# START OF EXERCISE DATA
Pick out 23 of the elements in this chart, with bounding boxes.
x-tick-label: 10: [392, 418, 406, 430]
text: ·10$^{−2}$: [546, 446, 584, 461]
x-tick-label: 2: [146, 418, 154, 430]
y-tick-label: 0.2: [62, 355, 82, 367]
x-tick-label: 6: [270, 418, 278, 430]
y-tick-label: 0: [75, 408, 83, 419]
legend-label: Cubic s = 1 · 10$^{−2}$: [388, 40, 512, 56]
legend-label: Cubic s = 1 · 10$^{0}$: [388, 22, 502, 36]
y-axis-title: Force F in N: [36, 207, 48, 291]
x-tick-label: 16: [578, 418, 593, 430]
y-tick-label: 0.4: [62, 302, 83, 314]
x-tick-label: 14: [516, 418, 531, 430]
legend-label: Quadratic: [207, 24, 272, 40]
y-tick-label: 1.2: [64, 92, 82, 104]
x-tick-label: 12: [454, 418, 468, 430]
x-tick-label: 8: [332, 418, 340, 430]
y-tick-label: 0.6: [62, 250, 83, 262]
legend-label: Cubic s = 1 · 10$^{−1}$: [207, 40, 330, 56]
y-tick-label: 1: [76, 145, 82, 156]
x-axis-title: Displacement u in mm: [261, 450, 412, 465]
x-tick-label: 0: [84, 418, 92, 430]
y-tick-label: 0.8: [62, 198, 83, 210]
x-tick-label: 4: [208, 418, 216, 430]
# END OF EXERCISE DATA
# START OF EXERCISE DATA
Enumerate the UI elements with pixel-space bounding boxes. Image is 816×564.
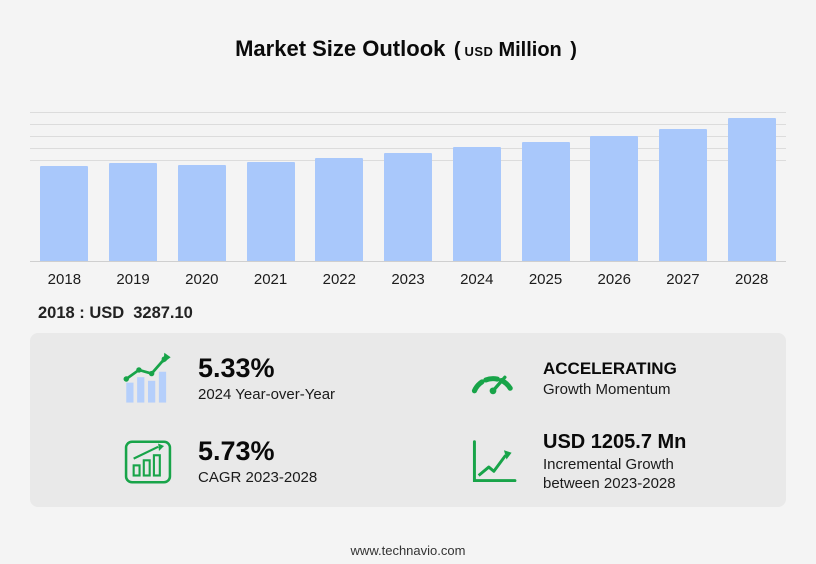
# END OF EXERCISE DATA
- DIRECTIONS:
Pull out each line of the records above that contains the string "bounding". Case matters.

- WRITTEN REPLY:
Pick out 23 of the elements in this chart, with bounding boxes.
Enumerate the UI elements with pixel-space bounding boxes. Image is 816×564.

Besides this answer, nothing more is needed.